**Work to do**
Counting only lines that hold "examlogs", give the total and nothing more.

╭─ Data supplied

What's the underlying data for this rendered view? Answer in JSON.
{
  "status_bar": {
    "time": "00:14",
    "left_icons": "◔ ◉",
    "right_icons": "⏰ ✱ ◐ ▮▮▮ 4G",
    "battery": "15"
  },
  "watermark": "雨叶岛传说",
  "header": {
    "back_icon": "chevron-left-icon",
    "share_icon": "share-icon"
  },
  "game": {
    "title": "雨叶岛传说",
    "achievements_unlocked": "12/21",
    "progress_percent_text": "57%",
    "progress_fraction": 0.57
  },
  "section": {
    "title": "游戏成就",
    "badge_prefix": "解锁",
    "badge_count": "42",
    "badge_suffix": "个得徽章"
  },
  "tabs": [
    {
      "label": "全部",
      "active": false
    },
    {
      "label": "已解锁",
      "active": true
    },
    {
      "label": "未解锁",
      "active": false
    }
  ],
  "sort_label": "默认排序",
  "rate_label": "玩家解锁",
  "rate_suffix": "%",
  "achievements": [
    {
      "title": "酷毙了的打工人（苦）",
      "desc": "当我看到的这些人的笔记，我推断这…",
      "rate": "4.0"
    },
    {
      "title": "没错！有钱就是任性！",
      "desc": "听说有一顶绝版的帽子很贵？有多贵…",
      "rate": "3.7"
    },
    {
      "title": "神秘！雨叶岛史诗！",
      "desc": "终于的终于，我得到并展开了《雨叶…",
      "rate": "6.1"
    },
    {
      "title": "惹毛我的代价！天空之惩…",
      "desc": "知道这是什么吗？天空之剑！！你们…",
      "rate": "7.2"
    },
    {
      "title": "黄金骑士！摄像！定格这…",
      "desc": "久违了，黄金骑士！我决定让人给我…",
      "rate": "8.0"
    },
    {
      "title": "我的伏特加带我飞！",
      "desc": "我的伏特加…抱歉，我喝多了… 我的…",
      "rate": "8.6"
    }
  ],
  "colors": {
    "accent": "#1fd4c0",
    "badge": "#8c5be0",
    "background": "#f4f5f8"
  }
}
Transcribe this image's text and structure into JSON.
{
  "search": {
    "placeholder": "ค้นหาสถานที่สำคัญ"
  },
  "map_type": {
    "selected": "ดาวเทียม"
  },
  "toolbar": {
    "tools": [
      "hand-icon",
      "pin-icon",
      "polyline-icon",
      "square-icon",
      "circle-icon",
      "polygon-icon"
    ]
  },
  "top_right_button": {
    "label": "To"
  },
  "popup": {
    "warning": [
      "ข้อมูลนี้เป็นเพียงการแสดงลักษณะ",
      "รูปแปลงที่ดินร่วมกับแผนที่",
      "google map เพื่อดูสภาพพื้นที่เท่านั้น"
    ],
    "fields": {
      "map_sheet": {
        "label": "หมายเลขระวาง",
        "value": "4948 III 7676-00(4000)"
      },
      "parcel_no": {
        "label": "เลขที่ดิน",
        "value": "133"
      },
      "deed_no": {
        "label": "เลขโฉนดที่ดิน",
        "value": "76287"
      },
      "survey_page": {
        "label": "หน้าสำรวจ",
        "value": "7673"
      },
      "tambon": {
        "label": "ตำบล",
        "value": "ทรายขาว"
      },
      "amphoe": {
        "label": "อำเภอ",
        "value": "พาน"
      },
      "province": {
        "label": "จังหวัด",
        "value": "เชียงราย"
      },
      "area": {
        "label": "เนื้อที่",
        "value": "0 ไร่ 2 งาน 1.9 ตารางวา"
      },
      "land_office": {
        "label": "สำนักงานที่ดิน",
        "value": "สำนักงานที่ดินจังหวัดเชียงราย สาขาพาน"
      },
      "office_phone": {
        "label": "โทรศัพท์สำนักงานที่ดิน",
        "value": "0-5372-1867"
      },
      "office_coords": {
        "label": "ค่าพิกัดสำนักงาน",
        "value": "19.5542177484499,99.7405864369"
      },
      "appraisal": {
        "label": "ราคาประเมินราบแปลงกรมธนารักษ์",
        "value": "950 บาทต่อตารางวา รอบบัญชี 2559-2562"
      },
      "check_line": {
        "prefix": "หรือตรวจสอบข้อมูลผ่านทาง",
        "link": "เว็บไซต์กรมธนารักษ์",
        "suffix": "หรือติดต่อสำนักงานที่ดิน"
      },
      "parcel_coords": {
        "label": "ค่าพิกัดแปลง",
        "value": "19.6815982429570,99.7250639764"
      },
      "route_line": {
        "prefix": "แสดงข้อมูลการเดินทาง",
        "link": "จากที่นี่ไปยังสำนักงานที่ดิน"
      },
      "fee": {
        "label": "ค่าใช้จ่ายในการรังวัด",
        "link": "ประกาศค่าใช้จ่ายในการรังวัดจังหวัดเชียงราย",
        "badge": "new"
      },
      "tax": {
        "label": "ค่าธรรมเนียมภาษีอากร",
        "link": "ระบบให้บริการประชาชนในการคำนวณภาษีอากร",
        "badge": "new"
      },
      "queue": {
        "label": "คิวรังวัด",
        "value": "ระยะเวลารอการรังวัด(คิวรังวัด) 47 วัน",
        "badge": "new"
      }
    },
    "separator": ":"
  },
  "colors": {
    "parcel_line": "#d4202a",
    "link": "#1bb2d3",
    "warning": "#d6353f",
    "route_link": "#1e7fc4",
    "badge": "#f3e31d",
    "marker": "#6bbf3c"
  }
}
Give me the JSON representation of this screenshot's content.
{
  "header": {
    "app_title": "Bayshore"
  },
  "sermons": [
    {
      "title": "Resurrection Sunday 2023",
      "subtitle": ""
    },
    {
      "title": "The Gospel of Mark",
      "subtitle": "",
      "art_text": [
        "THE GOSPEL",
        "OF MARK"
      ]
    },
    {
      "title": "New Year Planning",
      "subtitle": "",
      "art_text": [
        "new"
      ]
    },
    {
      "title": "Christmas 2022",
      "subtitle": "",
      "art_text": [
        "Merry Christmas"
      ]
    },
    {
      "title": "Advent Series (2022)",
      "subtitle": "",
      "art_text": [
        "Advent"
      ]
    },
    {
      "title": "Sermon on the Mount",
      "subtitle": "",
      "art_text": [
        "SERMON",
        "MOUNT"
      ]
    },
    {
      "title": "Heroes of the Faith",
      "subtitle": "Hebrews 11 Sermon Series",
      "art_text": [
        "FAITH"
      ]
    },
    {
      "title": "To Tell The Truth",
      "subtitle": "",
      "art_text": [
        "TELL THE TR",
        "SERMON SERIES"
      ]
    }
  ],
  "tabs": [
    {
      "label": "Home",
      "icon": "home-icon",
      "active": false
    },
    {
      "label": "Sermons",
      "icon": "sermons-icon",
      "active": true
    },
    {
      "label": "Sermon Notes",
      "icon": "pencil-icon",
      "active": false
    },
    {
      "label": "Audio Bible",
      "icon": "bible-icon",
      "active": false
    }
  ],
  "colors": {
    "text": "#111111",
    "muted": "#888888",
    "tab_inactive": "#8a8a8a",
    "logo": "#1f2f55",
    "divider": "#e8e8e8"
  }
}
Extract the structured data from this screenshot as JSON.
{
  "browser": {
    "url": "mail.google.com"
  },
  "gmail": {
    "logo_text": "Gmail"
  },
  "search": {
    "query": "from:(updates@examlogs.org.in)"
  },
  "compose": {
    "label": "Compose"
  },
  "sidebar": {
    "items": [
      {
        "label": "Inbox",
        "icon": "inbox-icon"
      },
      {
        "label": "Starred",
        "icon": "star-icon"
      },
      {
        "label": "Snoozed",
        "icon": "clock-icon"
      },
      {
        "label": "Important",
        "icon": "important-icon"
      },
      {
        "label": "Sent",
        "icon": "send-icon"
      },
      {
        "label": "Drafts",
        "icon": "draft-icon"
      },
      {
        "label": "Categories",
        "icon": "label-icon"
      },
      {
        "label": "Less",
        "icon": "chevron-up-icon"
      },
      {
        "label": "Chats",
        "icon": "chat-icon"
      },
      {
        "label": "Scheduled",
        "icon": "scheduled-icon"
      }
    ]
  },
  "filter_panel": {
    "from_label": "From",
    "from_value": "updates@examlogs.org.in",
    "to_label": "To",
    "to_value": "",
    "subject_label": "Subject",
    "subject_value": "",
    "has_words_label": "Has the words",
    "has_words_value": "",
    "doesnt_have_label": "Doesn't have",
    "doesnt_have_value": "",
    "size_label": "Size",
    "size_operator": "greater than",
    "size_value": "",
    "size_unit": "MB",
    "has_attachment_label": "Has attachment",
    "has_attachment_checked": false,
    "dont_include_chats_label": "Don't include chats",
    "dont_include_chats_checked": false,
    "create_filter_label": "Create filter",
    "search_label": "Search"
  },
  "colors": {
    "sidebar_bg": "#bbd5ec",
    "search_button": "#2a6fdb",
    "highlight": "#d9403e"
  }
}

╰─

**Task answer**
2